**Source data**
Begin

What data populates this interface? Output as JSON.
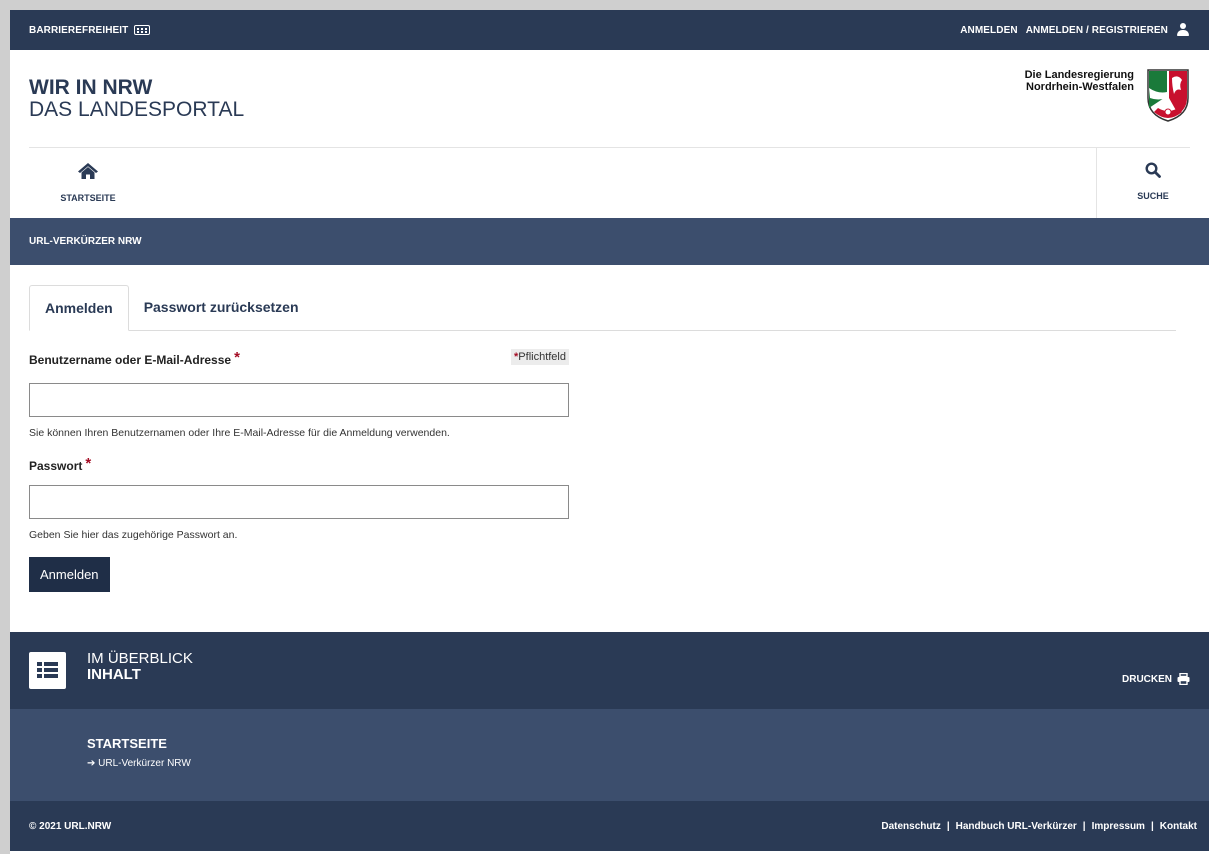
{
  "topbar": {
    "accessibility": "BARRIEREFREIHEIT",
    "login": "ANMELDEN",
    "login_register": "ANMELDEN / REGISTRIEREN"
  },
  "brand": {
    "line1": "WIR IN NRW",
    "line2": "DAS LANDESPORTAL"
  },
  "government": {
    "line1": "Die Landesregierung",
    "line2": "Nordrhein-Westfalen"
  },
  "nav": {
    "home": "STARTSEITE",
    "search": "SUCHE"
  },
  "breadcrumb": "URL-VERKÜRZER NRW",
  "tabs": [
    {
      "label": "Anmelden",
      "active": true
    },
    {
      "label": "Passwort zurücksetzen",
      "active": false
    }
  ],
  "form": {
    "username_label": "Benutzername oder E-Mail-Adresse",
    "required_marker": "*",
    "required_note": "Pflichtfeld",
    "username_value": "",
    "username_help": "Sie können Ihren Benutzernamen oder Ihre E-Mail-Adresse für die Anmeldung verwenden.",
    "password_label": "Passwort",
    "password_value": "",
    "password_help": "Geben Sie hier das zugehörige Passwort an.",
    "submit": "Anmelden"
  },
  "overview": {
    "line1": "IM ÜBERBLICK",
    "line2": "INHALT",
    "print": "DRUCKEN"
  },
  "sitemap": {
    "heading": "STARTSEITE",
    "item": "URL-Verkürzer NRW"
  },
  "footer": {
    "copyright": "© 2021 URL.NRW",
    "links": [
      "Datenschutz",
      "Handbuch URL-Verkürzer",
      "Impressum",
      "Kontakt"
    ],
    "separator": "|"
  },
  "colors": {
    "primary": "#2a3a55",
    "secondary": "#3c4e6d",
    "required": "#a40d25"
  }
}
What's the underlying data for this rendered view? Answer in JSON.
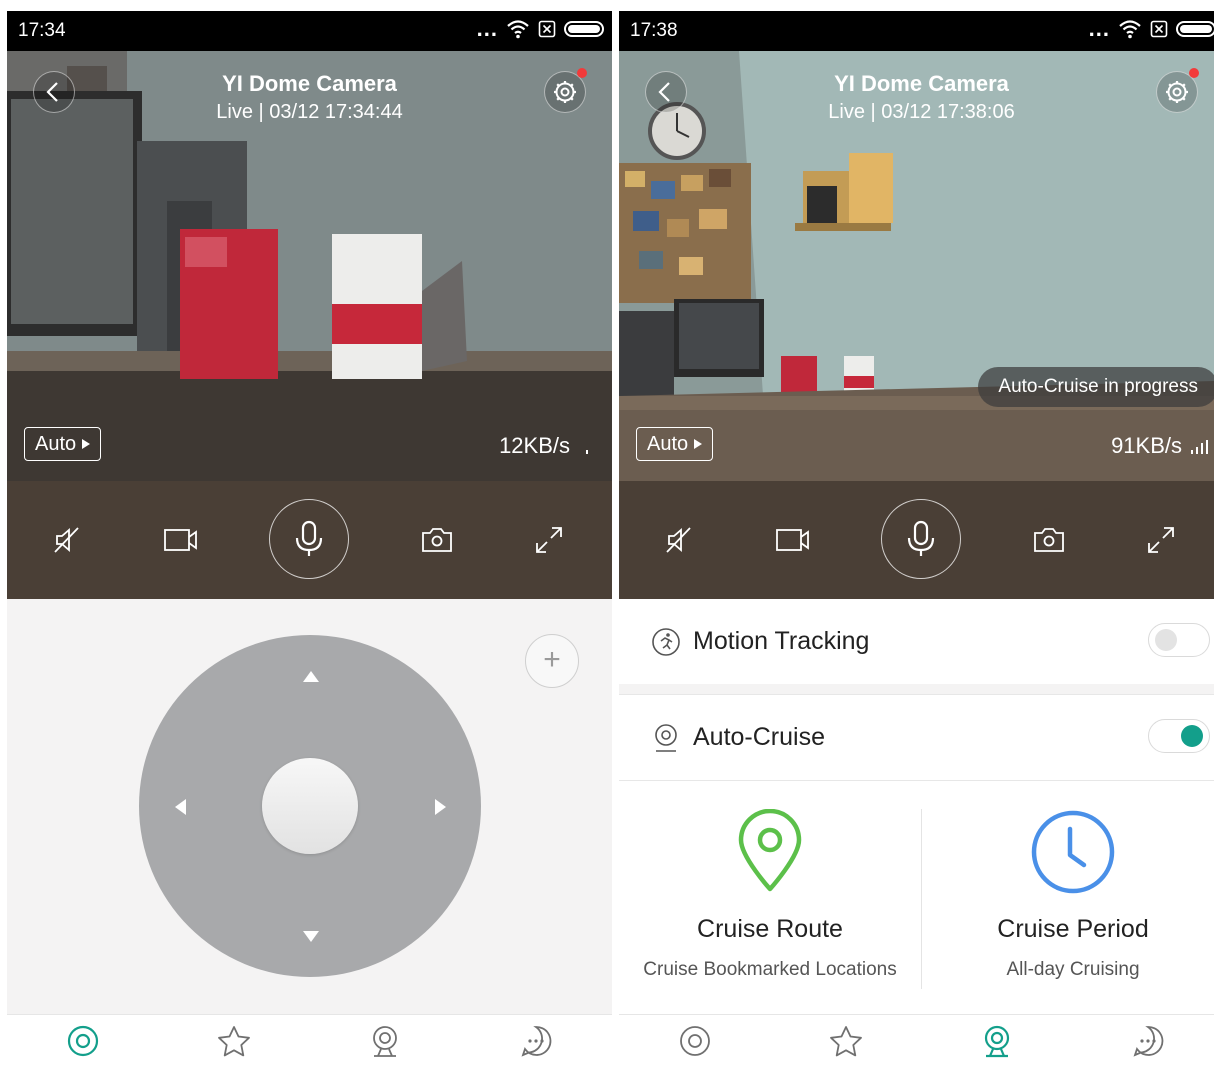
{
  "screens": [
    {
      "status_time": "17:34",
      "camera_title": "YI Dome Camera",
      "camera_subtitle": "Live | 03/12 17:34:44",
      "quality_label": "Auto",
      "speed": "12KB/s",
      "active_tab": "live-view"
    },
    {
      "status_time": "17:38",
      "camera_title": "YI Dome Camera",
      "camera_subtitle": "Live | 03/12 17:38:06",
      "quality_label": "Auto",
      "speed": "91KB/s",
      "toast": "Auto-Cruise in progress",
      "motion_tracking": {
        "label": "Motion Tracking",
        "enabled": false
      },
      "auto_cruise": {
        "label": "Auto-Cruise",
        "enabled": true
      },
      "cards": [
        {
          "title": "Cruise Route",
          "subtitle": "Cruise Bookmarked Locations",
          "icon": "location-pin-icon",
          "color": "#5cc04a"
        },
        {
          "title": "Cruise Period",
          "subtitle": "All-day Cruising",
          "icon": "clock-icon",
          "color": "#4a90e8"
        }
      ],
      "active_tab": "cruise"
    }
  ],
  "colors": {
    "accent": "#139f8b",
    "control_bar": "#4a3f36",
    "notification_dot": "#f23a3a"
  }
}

End

**Given instruction**
Skip the pictures and print each record exactly as it stands.

**The completed task**
What data populates this interface? Output as JSON.
{
  "topbar": {
    "accessibility": "BARRIEREFREIHEIT",
    "login": "ANMELDEN",
    "login_register": "ANMELDEN / REGISTRIEREN"
  },
  "brand": {
    "line1": "WIR IN NRW",
    "line2": "DAS LANDESPORTAL"
  },
  "government": {
    "line1": "Die Landesregierung",
    "line2": "Nordrhein-Westfalen"
  },
  "nav": {
    "home": "STARTSEITE",
    "search": "SUCHE"
  },
  "breadcrumb": "URL-VERKÜRZER NRW",
  "tabs": [
    {
      "label": "Anmelden",
      "active": true
    },
    {
      "label": "Passwort zurücksetzen",
      "active": false
    }
  ],
  "form": {
    "username_label": "Benutzername oder E-Mail-Adresse",
    "required_marker": "*",
    "required_note": "Pflichtfeld",
    "username_value": "",
    "username_help": "Sie können Ihren Benutzernamen oder Ihre E-Mail-Adresse für die Anmeldung verwenden.",
    "password_label": "Passwort",
    "password_value": "",
    "password_help": "Geben Sie hier das zugehörige Passwort an.",
    "submit": "Anmelden"
  },
  "overview": {
    "line1": "IM ÜBERBLICK",
    "line2": "INHALT",
    "print": "DRUCKEN"
  },
  "sitemap": {
    "heading": "STARTSEITE",
    "item": "URL-Verkürzer NRW"
  },
  "footer": {
    "copyright": "© 2021 URL.NRW",
    "links": [
      "Datenschutz",
      "Handbuch URL-Verkürzer",
      "Impressum",
      "Kontakt"
    ],
    "separator": "|"
  },
  "colors": {
    "primary": "#2a3a55",
    "secondary": "#3c4e6d",
    "required": "#a40d25"
  }
}
What's the underlying data for this rendered view? Answer in JSON.
{
  "screens": [
    {
      "status_time": "17:34",
      "camera_title": "YI Dome Camera",
      "camera_subtitle": "Live | 03/12 17:34:44",
      "quality_label": "Auto",
      "speed": "12KB/s",
      "active_tab": "live-view"
    },
    {
      "status_time": "17:38",
      "camera_title": "YI Dome Camera",
      "camera_subtitle": "Live | 03/12 17:38:06",
      "quality_label": "Auto",
      "speed": "91KB/s",
      "toast": "Auto-Cruise in progress",
      "motion_tracking": {
        "label": "Motion Tracking",
        "enabled": false
      },
      "auto_cruise": {
        "label": "Auto-Cruise",
        "enabled": true
      },
      "cards": [
        {
          "title": "Cruise Route",
          "subtitle": "Cruise Bookmarked Locations",
          "icon": "location-pin-icon",
          "color": "#5cc04a"
        },
        {
          "title": "Cruise Period",
          "subtitle": "All-day Cruising",
          "icon": "clock-icon",
          "color": "#4a90e8"
        }
      ],
      "active_tab": "cruise"
    }
  ],
  "colors": {
    "accent": "#139f8b",
    "control_bar": "#4a3f36",
    "notification_dot": "#f23a3a"
  }
}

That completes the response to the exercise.